§ Exercise description
In the copy, keep every line below as it is and leave out the pictures.

(Structured page parsing data)
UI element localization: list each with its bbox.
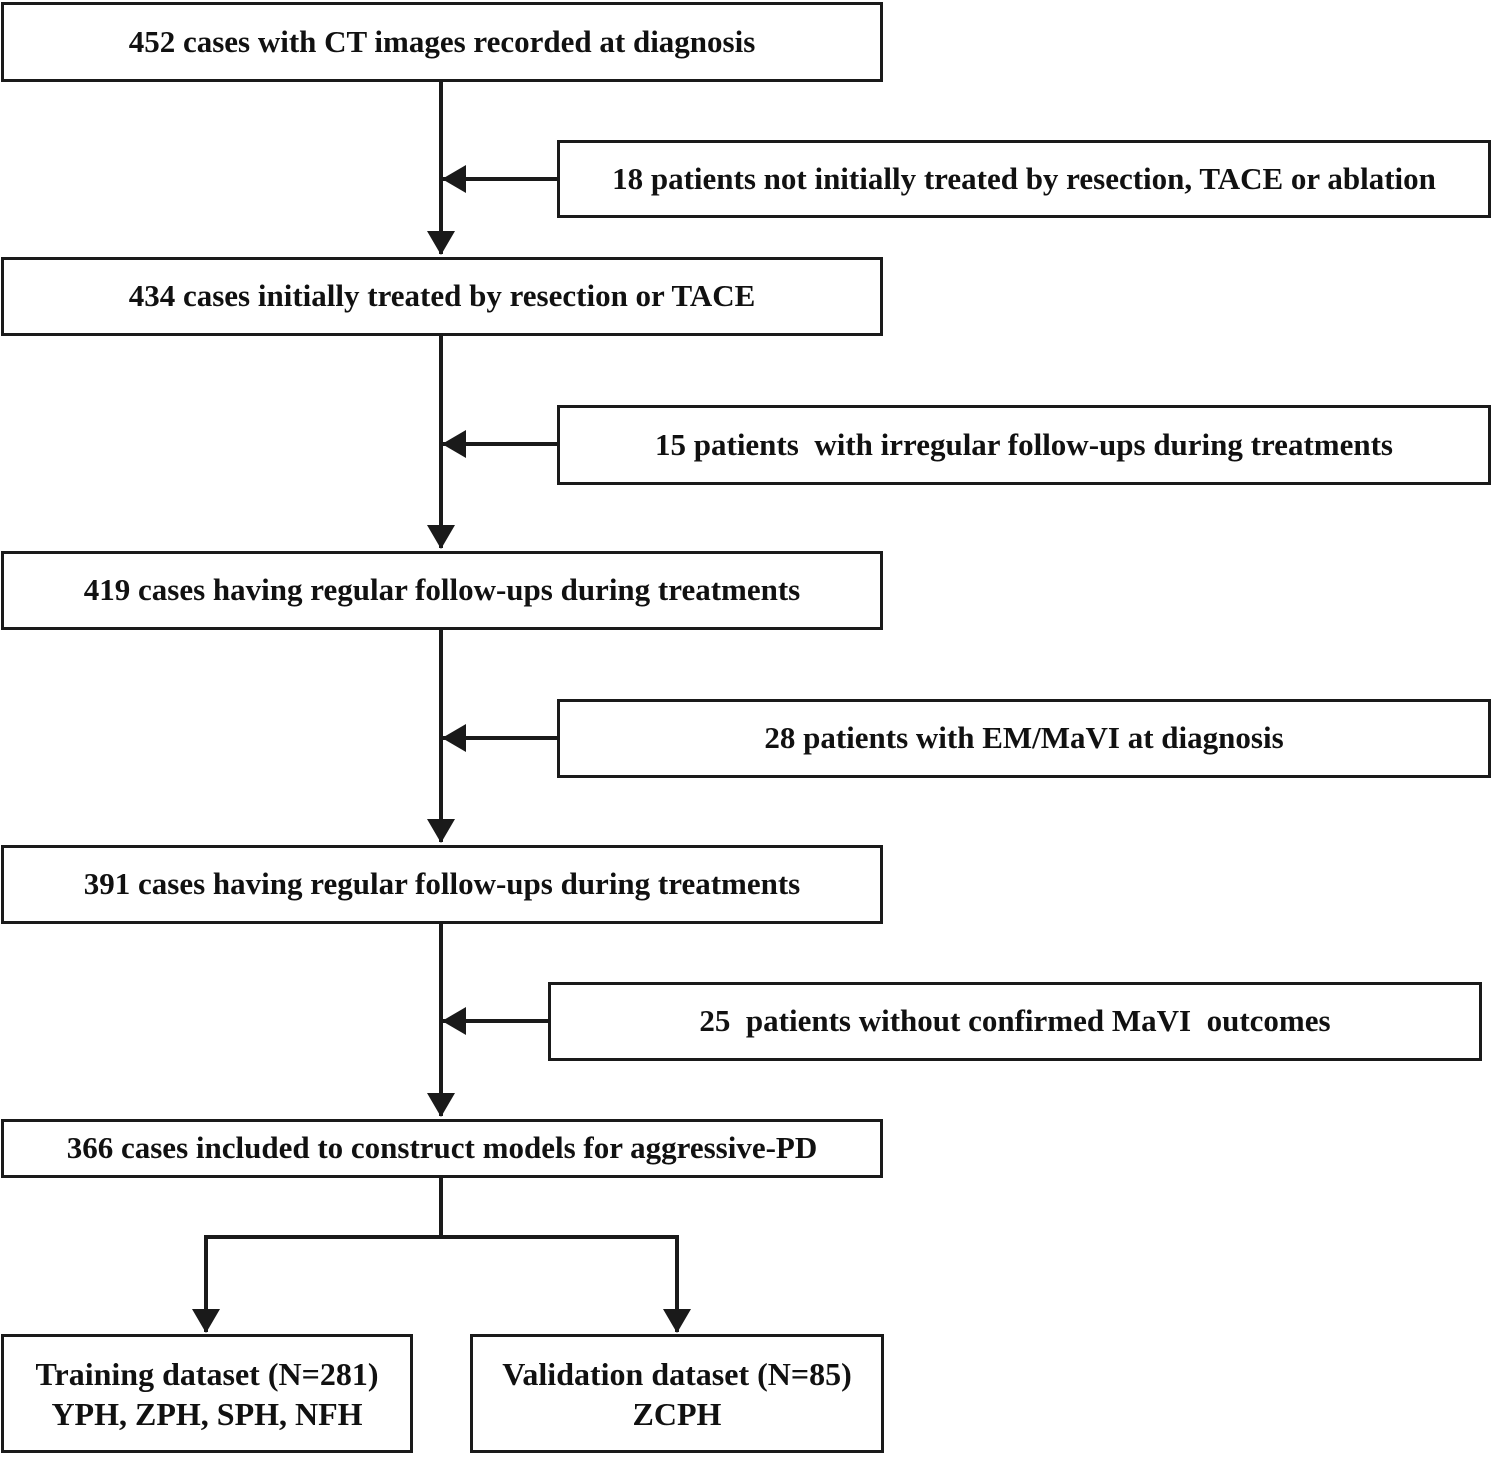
exclusion-box-label: 18 patients not initially treated by res… [612, 160, 1436, 196]
exclusion-box-3: 28 patients with EM/MaVI at diagnosis [557, 699, 1491, 778]
flow-box-label: 391 cases having regular follow-ups duri… [83, 866, 801, 902]
flow-box-step-2: 434 cases initially treated by resection… [1, 257, 883, 336]
validation-dataset-title: Validation dataset (N=85) [502, 1355, 852, 1392]
exclusion-box-label: 28 patients with EM/MaVI at diagnosis [764, 720, 1284, 756]
flow-box-step-5: 366 cases included to construct models f… [1, 1119, 883, 1178]
flow-box-label: 366 cases included to construct models f… [66, 1130, 818, 1166]
flow-box-step-4: 391 cases having regular follow-ups duri… [1, 845, 883, 924]
exclusion-box-1: 18 patients not initially treated by res… [557, 140, 1491, 218]
flow-box-label: 434 cases initially treated by resection… [128, 278, 756, 314]
exclusion-box-label: 25 patients without confirmed MaVI outco… [699, 1003, 1331, 1039]
training-dataset-title: Training dataset (N=281) [35, 1355, 379, 1392]
training-dataset-box: Training dataset (N=281) YPH, ZPH, SPH, … [1, 1334, 413, 1453]
exclusion-box-4: 25 patients without confirmed MaVI outco… [548, 982, 1482, 1061]
training-dataset-sites: YPH, ZPH, SPH, NFH [51, 1395, 363, 1432]
flow-box-step-1: 452 cases with CT images recorded at dia… [1, 2, 883, 82]
exclusion-box-label: 15 patients with irregular follow-ups du… [655, 426, 1393, 462]
validation-dataset-box: Validation dataset (N=85) ZCPH [470, 1334, 884, 1453]
exclusion-box-2: 15 patients with irregular follow-ups du… [557, 405, 1491, 485]
flow-box-step-3: 419 cases having regular follow-ups duri… [1, 551, 883, 630]
split-connector [204, 1178, 443, 1239]
flow-box-label: 419 cases having regular follow-ups duri… [83, 572, 801, 608]
validation-dataset-sites: ZCPH [632, 1395, 722, 1432]
flow-box-label: 452 cases with CT images recorded at dia… [128, 23, 756, 59]
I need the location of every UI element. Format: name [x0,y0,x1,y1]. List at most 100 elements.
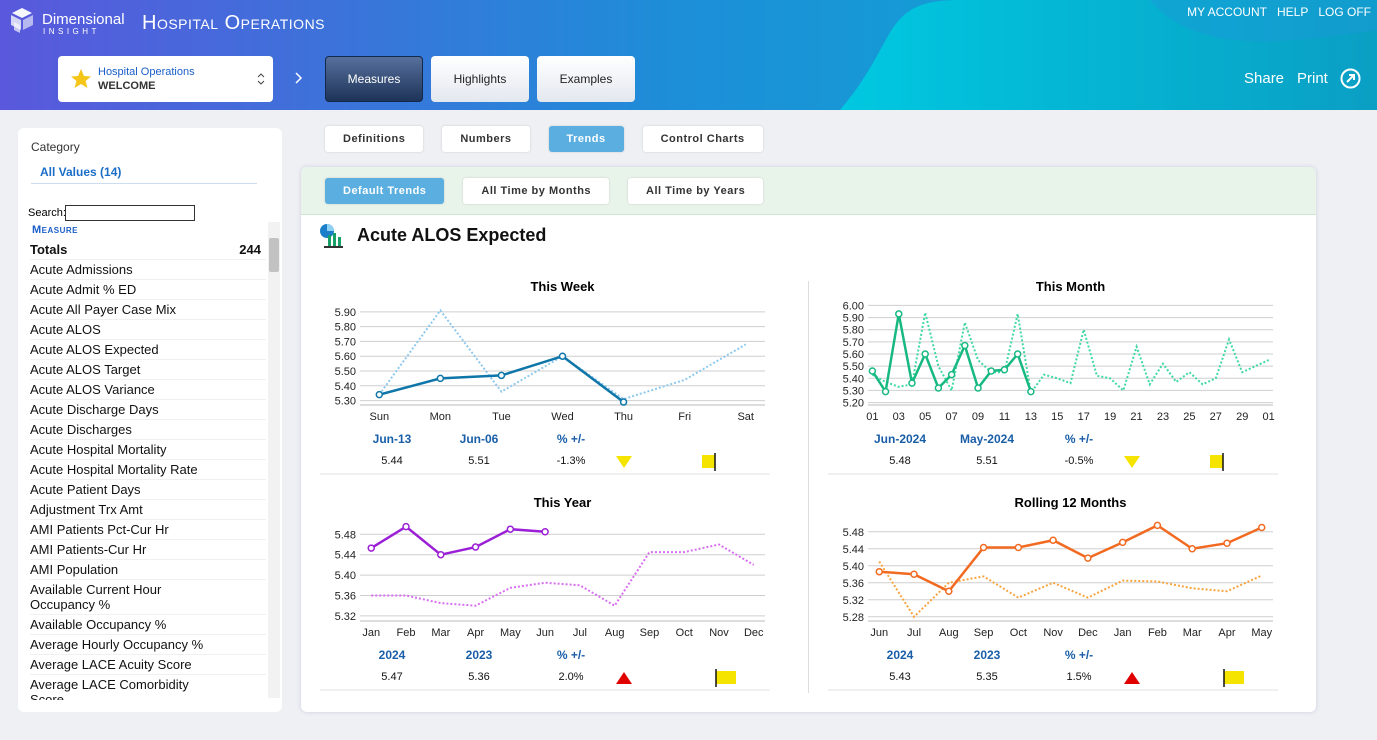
measure-row[interactable]: Acute Admit % ED [30,280,266,300]
chart-title: This Week [530,279,595,294]
x-tick-label: 03 [893,411,905,423]
measure-row[interactable]: Acute Hospital Mortality Rate [30,460,266,480]
measure-row[interactable]: AMI Patients Pct-Cur Hr [30,520,266,540]
x-tick-label: 17 [1078,411,1090,423]
nav-button[interactable]: Examples [537,56,635,102]
measure-name: Acute ALOS [30,322,101,337]
x-tick-label: Sun [369,411,389,423]
y-tick-label: 5.80 [843,325,864,337]
x-tick-label: 29 [1236,411,1248,423]
measure-row[interactable]: AMI Patients-Cur Hr [30,540,266,560]
x-tick-label: 09 [972,411,984,423]
tab[interactable]: All Time by Years [628,178,764,204]
tab[interactable]: Definitions [325,126,424,152]
trend-indicator [616,456,632,468]
measure-row[interactable]: Available Current Hour Occupancy % [30,580,266,615]
print[interactable]: Print [1297,70,1328,87]
measure-row[interactable]: Adjustment Trx Amt [30,500,266,520]
brand: Dimensional [42,11,125,28]
summary-value: 5.47 [381,671,402,683]
arrow [295,72,303,84]
category-value[interactable]: All Values (14) [40,165,122,179]
divider [808,281,809,693]
measure-row[interactable]: Acute Hospital Mortality [30,440,266,460]
measure-row[interactable]: AMI Population [30,560,266,580]
x-tick-label: Dec [1078,627,1098,639]
x-tick-label: Apr [467,627,484,639]
chart-title: This Year [534,495,592,510]
tab[interactable]: Default Trends [325,178,445,204]
open-icon[interactable] [1340,68,1361,89]
measure-name: Acute Hospital Mortality Rate [30,462,198,477]
tab[interactable]: Trends [548,126,624,152]
measure-name: Acute Discharge Days [30,402,159,417]
point [402,522,410,531]
measure-name: AMI Patients-Cur Hr [30,542,147,557]
scrollbar[interactable] [268,222,280,698]
summary-header: 2024 [379,648,406,662]
point [1027,387,1035,396]
measure-row[interactable]: Acute Admissions [30,260,266,280]
nav-button[interactable]: Highlights [431,56,529,102]
y-tick-label: 5.48 [843,527,864,539]
x-tick-label: 01 [1263,411,1275,423]
measure-row[interactable]: Acute ALOS Target [30,360,266,380]
measure-name: Acute ALOS Expected [30,342,159,357]
brand-sub: INSIGHT [43,27,100,36]
y-tick-label: 5.28 [843,612,864,624]
point [619,398,628,406]
x-tick-label: 21 [1130,411,1142,423]
nav-button[interactable]: Measures [325,56,423,102]
measure-row[interactable]: Acute Discharges [30,420,266,440]
series-line [871,312,1270,396]
measure-row[interactable]: Average Hourly Occupancy % [30,635,266,655]
x-tick-label: Jan [1114,627,1132,639]
x-tick-label: Aug [605,627,625,639]
tab[interactable]: Numbers [442,126,530,152]
search-input[interactable] [65,205,195,221]
x-tick-label: Feb [1148,627,1167,639]
measure-row[interactable]: Average LACE Comorbidity Score [30,675,266,700]
search-label: Search: [28,207,66,219]
y-tick-label: 5.20 [843,398,864,410]
y-tick-label: 5.90 [335,307,356,319]
measure-row[interactable]: Acute ALOS Expected [30,340,266,360]
measure-row[interactable]: Average LACE Acuity Score [30,655,266,675]
measure-row[interactable]: Acute All Payer Case Mix [30,300,266,320]
point [934,384,943,392]
panel-title: Acute ALOS Expected [357,225,547,245]
top-link[interactable]: HELP [1276,5,1309,19]
summary-header: % +/- [1065,432,1093,446]
column-header: Measure [32,224,79,236]
measure-row[interactable]: Available Occupancy % [30,615,266,635]
measure-row[interactable]: Acute ALOS [30,320,266,340]
measure-name: AMI Patients Pct-Cur Hr [30,522,169,537]
summary-header: 2024 [887,648,914,662]
measure-row[interactable]: Acute ALOS Variance [30,380,266,400]
chart-title: This Month [1036,279,1105,294]
point [961,341,969,350]
totals-value: 244 [239,242,261,257]
measure-row[interactable]: Acute Patient Days [30,480,266,500]
chart-title: Rolling 12 Months [1015,495,1127,510]
point [979,543,988,552]
point [987,367,995,375]
x-tick-label: Jun [870,627,888,639]
x-tick-label: Apr [1218,627,1235,639]
tab[interactable]: Control Charts [642,126,763,152]
tab[interactable]: All Time by Months [463,178,610,204]
measure-row[interactable]: Acute Discharge Days [30,400,266,420]
selector[interactable]: Hospital Operations WELCOME [58,56,273,102]
summary-value: 5.51 [976,455,997,467]
point [945,587,953,595]
point [1153,521,1162,530]
summary-value: 5.36 [468,671,489,683]
trend-chart: Rolling 12 Months 5.28 5.32 5.36 5.40 5.44 5.4… [828,495,1278,691]
point [947,370,956,379]
totals-row: Totals 244 [30,240,266,260]
top-link[interactable]: MY ACCOUNT [1187,5,1267,19]
top-link[interactable]: LOG OFF [1318,5,1371,19]
share[interactable]: Share [1244,70,1285,87]
y-tick-label: 5.40 [335,570,356,582]
point [921,350,929,358]
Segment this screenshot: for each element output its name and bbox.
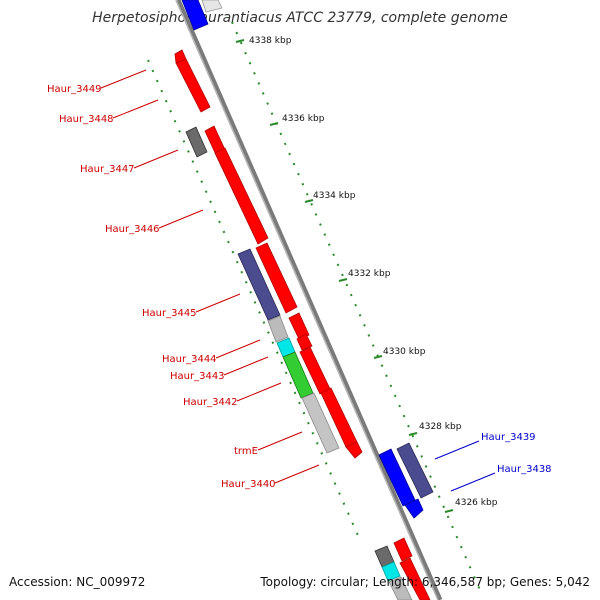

§ Exercise output
UI element localization: list each with its bbox.
exclusion-box-label: 18 patients not initially treated by res… [612, 160, 1436, 196]
exclusion-box-3: 28 patients with EM/MaVI at diagnosis [557, 699, 1491, 778]
flow-box-label: 391 cases having regular follow-ups duri… [83, 866, 801, 902]
flow-box-step-2: 434 cases initially treated by resection… [1, 257, 883, 336]
validation-dataset-title: Validation dataset (N=85) [502, 1355, 852, 1392]
exclusion-box-label: 28 patients with EM/MaVI at diagnosis [764, 720, 1284, 756]
flow-box-step-5: 366 cases included to construct models f… [1, 1119, 883, 1178]
flow-box-label: 366 cases included to construct models f… [66, 1130, 818, 1166]
flow-box-step-4: 391 cases having regular follow-ups duri… [1, 845, 883, 924]
exclusion-box-1: 18 patients not initially treated by res… [557, 140, 1491, 218]
flow-box-label: 434 cases initially treated by resection… [128, 278, 756, 314]
exclusion-box-label: 25 patients without confirmed MaVI outco… [699, 1003, 1331, 1039]
training-dataset-title: Training dataset (N=281) [35, 1355, 379, 1392]
training-dataset-box: Training dataset (N=281) YPH, ZPH, SPH, … [1, 1334, 413, 1453]
exclusion-box-4: 25 patients without confirmed MaVI outco… [548, 982, 1482, 1061]
training-dataset-sites: YPH, ZPH, SPH, NFH [51, 1395, 363, 1432]
flow-box-step-1: 452 cases with CT images recorded at dia… [1, 2, 883, 82]
exclusion-box-label: 15 patients with irregular follow-ups du… [655, 426, 1393, 462]
validation-dataset-box: Validation dataset (N=85) ZCPH [470, 1334, 884, 1453]
exclusion-box-2: 15 patients with irregular follow-ups du… [557, 405, 1491, 485]
flow-box-step-3: 419 cases having regular follow-ups duri… [1, 551, 883, 630]
split-connector [204, 1178, 443, 1239]
flow-box-label: 419 cases having regular follow-ups duri… [83, 572, 801, 608]
validation-dataset-sites: ZCPH [632, 1395, 722, 1432]
flow-box-label: 452 cases with CT images recorded at dia… [128, 23, 756, 59]
I need the location of every UI element. Format: name [x0,y0,x1,y1]. List at most 100 elements.
measure-row[interactable]: Acute Admit % ED [30,280,266,300]
chart-title: This Week [530,279,595,294]
x-tick-label: 03 [893,411,905,423]
measure-row[interactable]: Acute Hospital Mortality Rate [30,460,266,480]
measure-row[interactable]: AMI Patients Pct-Cur Hr [30,520,266,540]
x-tick-label: 17 [1078,411,1090,423]
nav-button[interactable]: Examples [537,56,635,102]
measure-name: Acute ALOS [30,322,101,337]
x-tick-label: Sun [369,411,389,423]
y-tick-label: 5.80 [843,325,864,337]
x-tick-label: 29 [1236,411,1248,423]
measure-row[interactable]: AMI Patients-Cur Hr [30,540,266,560]
x-tick-label: 09 [972,411,984,423]
tab[interactable]: All Time by Years [628,178,764,204]
tab[interactable]: Definitions [325,126,424,152]
trend-indicator [616,456,632,468]
measure-row[interactable]: Available Current Hour Occupancy % [30,580,266,615]
print[interactable]: Print [1297,70,1328,87]
measure-row[interactable]: Adjustment Trx Amt [30,500,266,520]
brand: Dimensional [42,11,125,28]
summary-value: 5.47 [381,671,402,683]
arrow [295,72,303,84]
category-value[interactable]: All Values (14) [40,165,122,179]
divider [808,281,809,693]
measure-row[interactable]: Acute Hospital Mortality [30,440,266,460]
measure-row[interactable]: AMI Population [30,560,266,580]
x-tick-label: Dec [1078,627,1098,639]
x-tick-label: Apr [467,627,484,639]
chart-title: This Year [534,495,592,510]
tab[interactable]: Default Trends [325,178,445,204]
open-icon[interactable] [1340,68,1361,89]
measure-name: Acute Hospital Mortality Rate [30,462,198,477]
tab[interactable]: Trends [548,126,624,152]
measure-name: Acute Discharge Days [30,402,159,417]
point [402,522,410,531]
measure-name: AMI Patients-Cur Hr [30,542,147,557]
scrollbar[interactable] [268,222,280,698]
summary-header: 2024 [379,648,406,662]
point [1027,387,1035,396]
measure-row[interactable]: Acute Admissions [30,260,266,280]
nav-button[interactable]: Highlights [431,56,529,102]
y-tick-label: 5.48 [843,527,864,539]
x-tick-label: 01 [1263,411,1275,423]
measure-row[interactable]: Acute ALOS Target [30,360,266,380]
measure-name: Acute ALOS Expected [30,342,159,357]
brand-sub: INSIGHT [43,27,100,36]
y-tick-label: 5.28 [843,612,864,624]
point [619,398,628,406]
x-tick-label: 21 [1130,411,1142,423]
nav-button[interactable]: Measures [325,56,423,102]
measure-row[interactable]: Acute Discharges [30,420,266,440]
series-line [871,312,1270,396]
measure-row[interactable]: Average Hourly Occupancy % [30,635,266,655]
x-tick-label: Jan [1114,627,1132,639]
x-tick-label: Aug [605,627,625,639]
tab[interactable]: Numbers [442,126,530,152]
search-input[interactable] [65,205,195,221]
x-tick-label: Feb [1148,627,1167,639]
measure-row[interactable]: Average LACE Comorbidity Score [30,675,266,700]
search-label: Search: [28,207,66,219]
y-tick-label: 5.20 [843,398,864,410]
y-tick-label: 5.90 [335,307,356,319]
measure-row[interactable]: Acute ALOS Expected [30,340,266,360]
measure-row[interactable]: Average LACE Acuity Score [30,655,266,675]
measure-row[interactable]: Acute All Payer Case Mix [30,300,266,320]
point [934,384,943,392]
panel-title: Acute ALOS Expected [357,225,547,245]
top-link[interactable]: HELP [1276,5,1309,19]
summary-header: % +/- [1065,432,1093,446]
column-header: Measure [32,224,79,236]
measure-row[interactable]: Available Occupancy % [30,615,266,635]
measure-row[interactable]: Acute ALOS [30,320,266,340]
measure-name: AMI Patients Pct-Cur Hr [30,522,169,537]
summary-header: 2024 [887,648,914,662]
measure-row[interactable]: Acute ALOS Variance [30,380,266,400]
chart-title: This Month [1036,279,1105,294]
point [961,341,969,350]
totals-value: 244 [239,242,261,257]
measure-row[interactable]: Acute Patient Days [30,480,266,500]
chart-title: Rolling 12 Months [1015,495,1127,510]
point [979,543,988,552]
point [987,367,995,375]
x-tick-label: Jun [870,627,888,639]
x-tick-label: Apr [1218,627,1235,639]
tab[interactable]: Control Charts [642,126,763,152]
tab[interactable]: All Time by Months [463,178,610,204]
measure-row[interactable]: Acute Discharge Days [30,400,266,420]
selector[interactable]: Hospital Operations WELCOME [58,56,273,102]
summary-value: 5.51 [976,455,997,467]
point [945,587,953,595]
point [1153,521,1162,530]
summary-value: 5.36 [468,671,489,683]
trend-chart: Rolling 12 Months 5.28 5.32 5.36 5.40 5.44 5.4… [828,495,1278,691]
point [947,370,956,379]
totals-row: Totals 244 [30,240,266,260]
top-link[interactable]: MY ACCOUNT [1187,5,1267,19]
top-link[interactable]: LOG OFF [1318,5,1371,19]
share[interactable]: Share [1244,70,1285,87]
y-tick-label: 5.40 [335,570,356,582]
point [921,350,929,358]
Segment this screenshot: for each element output its name and bbox.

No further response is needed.